**Do this**
Write out the records below word for word, please.

[Data excerpts]
_ _ _ _ _ _ _

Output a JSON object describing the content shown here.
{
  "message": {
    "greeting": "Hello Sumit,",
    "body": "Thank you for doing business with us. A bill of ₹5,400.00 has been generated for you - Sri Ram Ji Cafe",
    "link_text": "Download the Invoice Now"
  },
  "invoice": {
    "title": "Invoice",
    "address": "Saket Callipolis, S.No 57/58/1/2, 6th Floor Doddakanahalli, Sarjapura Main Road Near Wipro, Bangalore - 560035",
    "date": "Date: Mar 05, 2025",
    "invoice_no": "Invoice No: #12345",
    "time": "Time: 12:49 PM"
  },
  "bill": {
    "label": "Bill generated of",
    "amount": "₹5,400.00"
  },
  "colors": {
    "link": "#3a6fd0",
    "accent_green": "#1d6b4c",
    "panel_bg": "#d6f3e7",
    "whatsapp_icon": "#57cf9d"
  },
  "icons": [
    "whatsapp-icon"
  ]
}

_ _ _ _ _ _ _

**Correct response**
Output a JSON object describing the content shown here.
{
  "message": {
    "greeting": "Hello Sumit,",
    "body": "Thank you for doing business with us. A bill of ₹5,400.00 has been generated for you - Sri Ram Ji Cafe",
    "link_text": "Download the Invoice Now"
  },
  "invoice": {
    "title": "Invoice",
    "address": "Saket Callipolis, S.No 57/58/1/2, 6th Floor Doddakanahalli, Sarjapura Main Road Near Wipro, Bangalore - 560035",
    "date": "Date: Mar 05, 2025",
    "invoice_no": "Invoice No: #12345",
    "time": "Time: 12:49 PM"
  },
  "bill": {
    "label": "Bill generated of",
    "amount": "₹5,400.00"
  },
  "colors": {
    "link": "#3a6fd0",
    "accent_green": "#1d6b4c",
    "panel_bg": "#d6f3e7",
    "whatsapp_icon": "#57cf9d"
  },
  "icons": [
    "whatsapp-icon"
  ]
}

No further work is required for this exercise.